* _Instructions for the task_
State how many lines of the entries hold the string "high", and output nothing but that count.

* _Provided data_
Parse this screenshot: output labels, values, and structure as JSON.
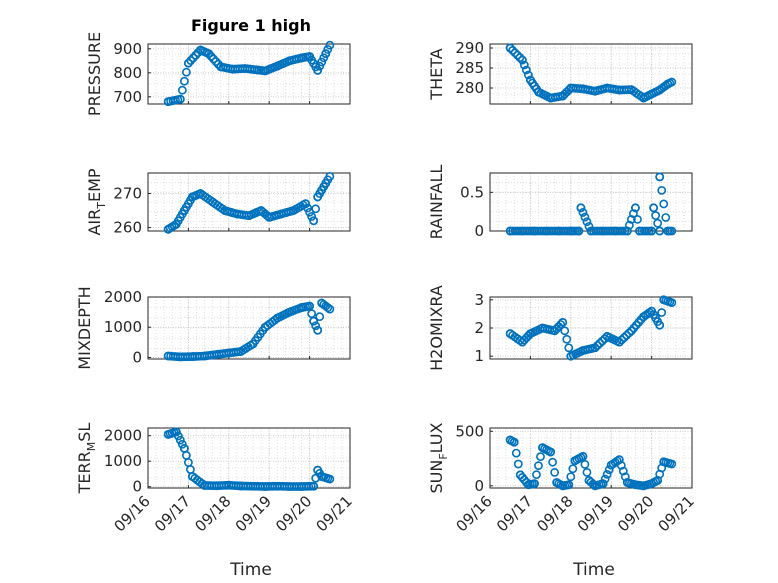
{
  "figure_title": "Figure 1 high",
  "x_axis_label": "Time",
  "x_ticks": [
    "09/16",
    "09/17",
    "09/18",
    "09/19",
    "09/20",
    "09/21"
  ],
  "marker_color": "#0072BD",
  "chart_data": [
    {
      "type": "scatter",
      "title": "Figure 1 high",
      "ylabel": "PRESSURE",
      "xlim": [
        0,
        5
      ],
      "ylim": [
        670,
        920
      ],
      "yticks": [
        "700",
        "800",
        "900"
      ],
      "ytick_values": [
        700,
        800,
        900
      ],
      "x": [
        0.5,
        0.8,
        1.0,
        1.3,
        1.5,
        1.8,
        2.1,
        2.4,
        2.7,
        2.9,
        3.2,
        3.5,
        3.8,
        4.0,
        4.2,
        4.4,
        4.5
      ],
      "y": [
        680,
        690,
        840,
        895,
        880,
        825,
        815,
        818,
        812,
        808,
        828,
        850,
        862,
        868,
        810,
        880,
        915
      ]
    },
    {
      "type": "scatter",
      "title": "",
      "ylabel": "THETA",
      "xlim": [
        0,
        5
      ],
      "ylim": [
        276,
        291
      ],
      "yticks": [
        "280",
        "285",
        "290"
      ],
      "ytick_values": [
        280,
        285,
        290
      ],
      "x": [
        0.5,
        0.8,
        1.0,
        1.2,
        1.5,
        1.8,
        2.0,
        2.3,
        2.6,
        2.9,
        3.2,
        3.5,
        3.8,
        4.0,
        4.2,
        4.4,
        4.5
      ],
      "y": [
        290,
        287,
        282,
        279,
        277.5,
        278,
        280,
        279.8,
        279.2,
        280,
        279.5,
        279.6,
        277.5,
        278.5,
        279.5,
        281,
        281.5
      ]
    },
    {
      "type": "scatter",
      "title": "",
      "ylabel": "AIR_TEMP",
      "ylabel_main": "AIR",
      "ylabel_sub": "T",
      "ylabel_rest": "EMP",
      "xlim": [
        0,
        5
      ],
      "ylim": [
        259,
        276
      ],
      "yticks": [
        "260",
        "270"
      ],
      "ytick_values": [
        260,
        270
      ],
      "x": [
        0.5,
        0.7,
        0.9,
        1.1,
        1.3,
        1.6,
        1.9,
        2.2,
        2.5,
        2.8,
        3.0,
        3.3,
        3.6,
        3.9,
        4.1,
        4.2,
        4.3,
        4.4,
        4.5
      ],
      "y": [
        259.5,
        261,
        265,
        269,
        270,
        267.5,
        265,
        264,
        263.5,
        265,
        263,
        264,
        265,
        267,
        262,
        269,
        271,
        273,
        275
      ]
    },
    {
      "type": "scatter",
      "title": "",
      "ylabel": "RAINFALL",
      "xlim": [
        0,
        5
      ],
      "ylim": [
        0,
        0.75
      ],
      "yticks": [
        "0",
        "0.5"
      ],
      "ytick_values": [
        0,
        0.5
      ],
      "x": [
        0.5,
        0.8,
        1.1,
        1.4,
        1.7,
        2.0,
        2.2,
        2.5,
        2.8,
        3.1,
        3.4,
        3.7,
        4.0,
        4.2,
        4.4,
        4.5,
        2.25,
        3.6,
        4.05,
        4.2
      ],
      "y": [
        0,
        0,
        0,
        0,
        0,
        0,
        0,
        0,
        0,
        0,
        0,
        0,
        0,
        0,
        0,
        0,
        0.3,
        0.3,
        0.3,
        0.7
      ]
    },
    {
      "type": "scatter",
      "title": "",
      "ylabel": "MIXDEPTH",
      "xlim": [
        0,
        5
      ],
      "ylim": [
        -50,
        2000
      ],
      "yticks": [
        "0",
        "1000",
        "2000"
      ],
      "ytick_values": [
        0,
        1000,
        2000
      ],
      "x": [
        0.5,
        0.8,
        1.1,
        1.4,
        1.7,
        2.0,
        2.3,
        2.6,
        2.9,
        3.2,
        3.5,
        3.8,
        4.0,
        4.1,
        4.2,
        4.3,
        4.5
      ],
      "y": [
        50,
        20,
        30,
        50,
        100,
        150,
        200,
        450,
        1000,
        1300,
        1500,
        1650,
        1700,
        1200,
        900,
        1800,
        1600
      ]
    },
    {
      "type": "scatter",
      "title": "",
      "ylabel": "H2OMIXRA",
      "xlim": [
        0,
        5
      ],
      "ylim": [
        0.9,
        3.1
      ],
      "yticks": [
        "1",
        "2",
        "3"
      ],
      "ytick_values": [
        1,
        2,
        3
      ],
      "x": [
        0.5,
        0.8,
        1.0,
        1.3,
        1.6,
        1.8,
        2.0,
        2.3,
        2.6,
        2.9,
        3.2,
        3.5,
        3.8,
        4.0,
        4.2,
        4.3,
        4.5
      ],
      "y": [
        1.8,
        1.5,
        1.8,
        2.0,
        1.9,
        2.2,
        1.0,
        1.2,
        1.3,
        1.7,
        1.5,
        1.9,
        2.4,
        2.6,
        2.1,
        3.0,
        2.9
      ]
    },
    {
      "type": "scatter",
      "title": "",
      "ylabel": "TERR_MSL",
      "ylabel_main": "TERR",
      "ylabel_sub": "M",
      "ylabel_rest": "SL",
      "xlim": [
        0,
        5
      ],
      "ylim": [
        -50,
        2300
      ],
      "yticks": [
        "0",
        "1000",
        "2000"
      ],
      "ytick_values": [
        0,
        1000,
        2000
      ],
      "x": [
        0.5,
        0.7,
        0.9,
        1.1,
        1.4,
        1.7,
        2.0,
        2.3,
        2.6,
        2.9,
        3.2,
        3.5,
        3.8,
        4.1,
        4.2,
        4.3,
        4.5
      ],
      "y": [
        2050,
        2150,
        1500,
        400,
        50,
        40,
        60,
        30,
        20,
        10,
        20,
        10,
        10,
        20,
        650,
        400,
        300
      ]
    },
    {
      "type": "scatter",
      "title": "",
      "ylabel": "SUN_FLUX",
      "ylabel_main": "SUN",
      "ylabel_sub": "F",
      "ylabel_rest": "LUX",
      "xlim": [
        0,
        5
      ],
      "ylim": [
        -20,
        530
      ],
      "yticks": [
        "0",
        "500"
      ],
      "ytick_values": [
        0,
        500
      ],
      "x": [
        0.5,
        0.6,
        0.75,
        0.95,
        1.1,
        1.3,
        1.5,
        1.65,
        1.8,
        1.95,
        2.1,
        2.3,
        2.45,
        2.6,
        2.8,
        3.0,
        3.2,
        3.4,
        3.6,
        3.8,
        4.0,
        4.15,
        4.3,
        4.5
      ],
      "y": [
        420,
        400,
        100,
        10,
        20,
        350,
        310,
        30,
        0,
        10,
        230,
        270,
        50,
        0,
        20,
        190,
        240,
        30,
        10,
        0,
        20,
        50,
        220,
        200
      ]
    }
  ]
}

* _Result for this exercise_
2